Find the string "Своихъ" and gather every line that holds it.

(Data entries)
/---

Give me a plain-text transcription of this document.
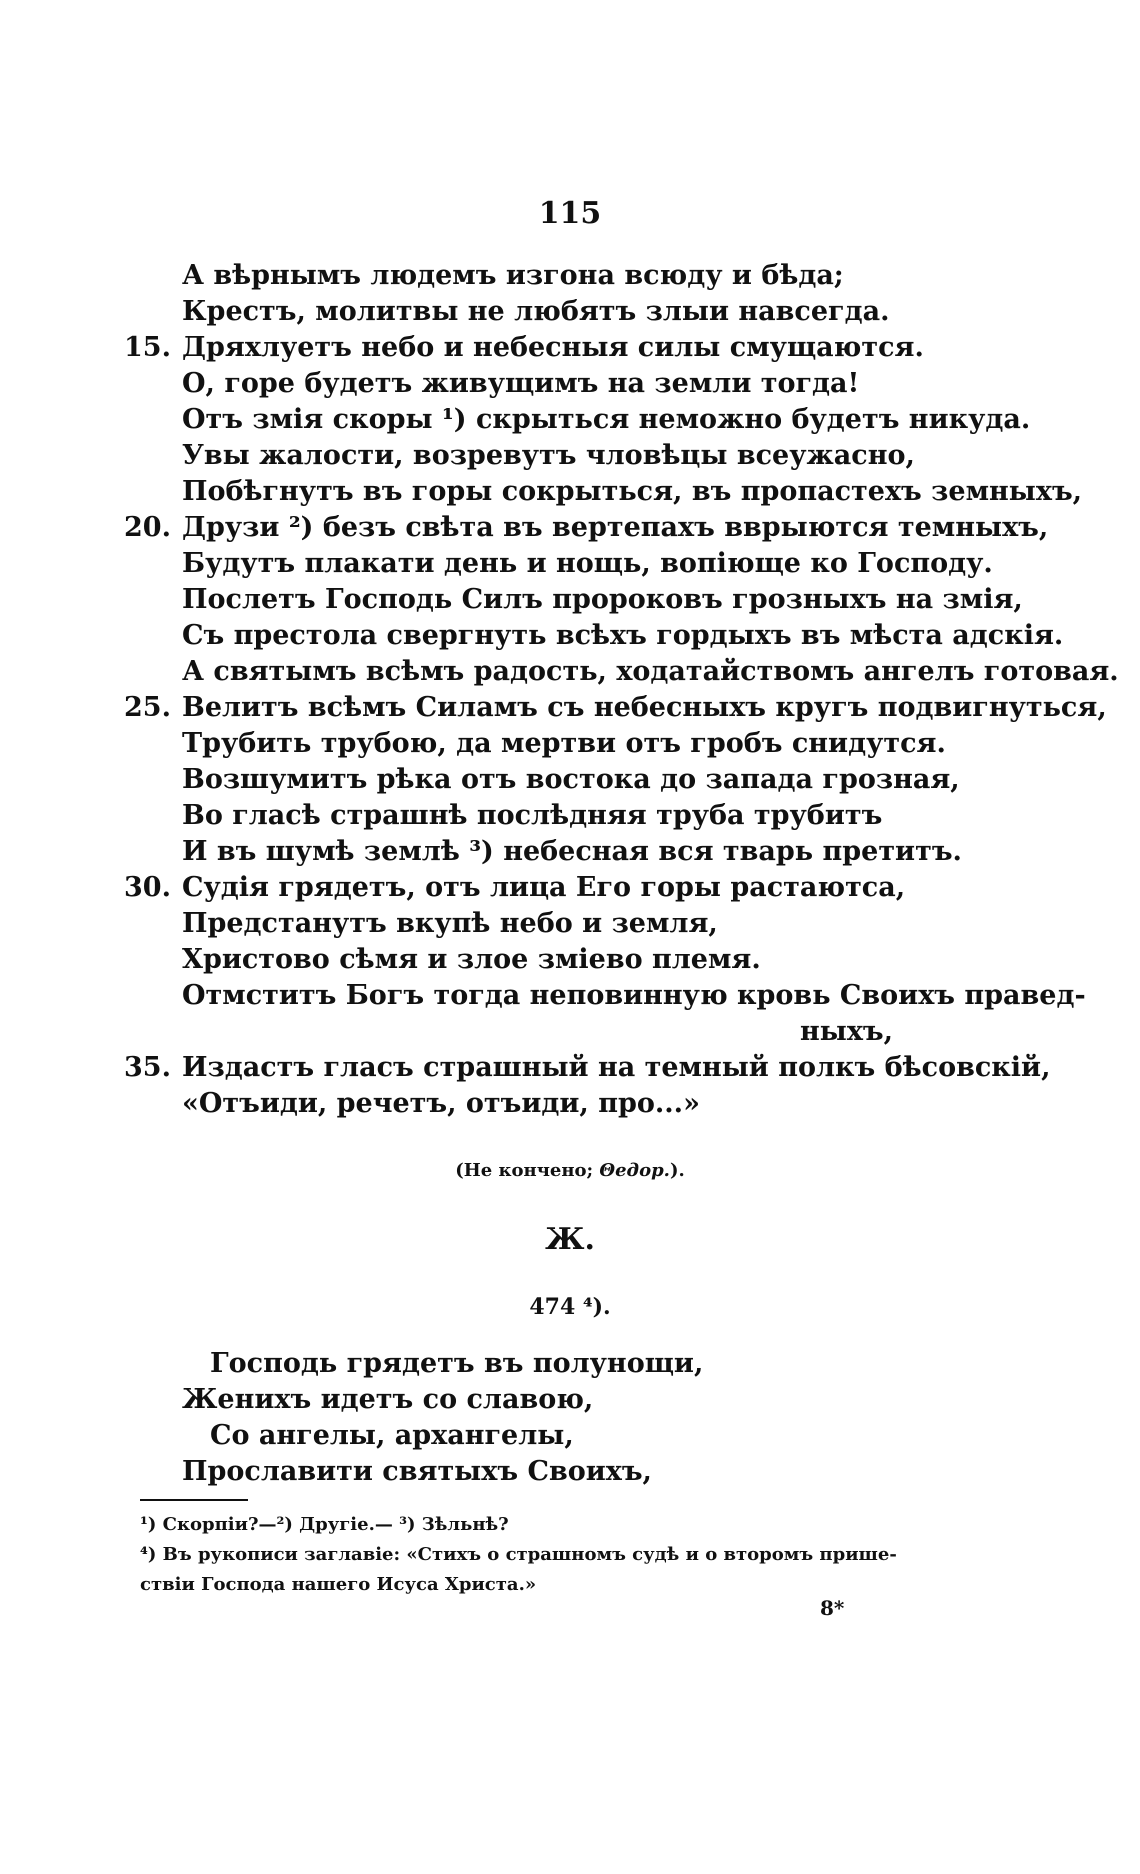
115
А вѣрнымъ людемъ изгона всюду и бѣда;
Крестъ, молитвы не любятъ злыи навсегда.
15. Дряхлуетъ небо и небесныя силы смущаются.
О, горе будетъ живущимъ на земли тогда!
Отъ змія скоры ¹) скрыться неможно будетъ никуда.
Увы жалости, возревутъ чловѣцы всеужасно,
Побѣгнутъ въ горы сокрыться, въ пропастехъ земныхъ,
20. Друзи ²) безъ свѣта въ вертепахъ вврыются темныхъ,
Будутъ плакати день и нощь, вопіюще ко Господу.
Послетъ Господь Силъ пророковъ грозныхъ на змія,
Съ престола свергнуть всѣхъ гордыхъ въ мѣста адскія.
А святымъ всѣмъ радость, ходатайствомъ ангелъ готовая.
25. Велитъ всѣмъ Силамъ съ небесныхъ кругъ подвигнуться,
Трубить трубою, да мертви отъ гробъ снидутся.
Возшумитъ рѣка отъ востока до запада грозная,
Во гласѣ страшнѣ послѣдняя труба трубитъ
И въ шумѣ землѣ ³) небесная вся тварь претитъ.
30. Судія грядетъ, отъ лица Его горы растаютса,
Предстанутъ вкупѣ небо и земля,
Христово сѣмя и злое зміево племя.
Отмститъ Богъ тогда неповинную кровь Своихъ правед-
ныхъ,
35. Издастъ гласъ страшный на темный полкъ бѣсовскій,
«Отъиди, речетъ, отъиди, про...»
(Не кончено; Θедор.).
Ж.
474 ⁴).
Господь грядетъ въ полунощи,
Женихъ идетъ со славою,
Со ангелы, архангелы,
Прославити святыхъ Своихъ,
¹) Скорпіи?—²) Другіе.— ³) Зѣльнѣ?
⁴) Въ рукописи заглавіе: «Стихъ о страшномъ судѣ и о второмъ прише-
ствіи Господа нашего Исуса Христа.»
8*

\---

» Correct output
Отмститъ Богъ тогда неповинную кровь Своихъ правед-
Прославити святыхъ Своихъ,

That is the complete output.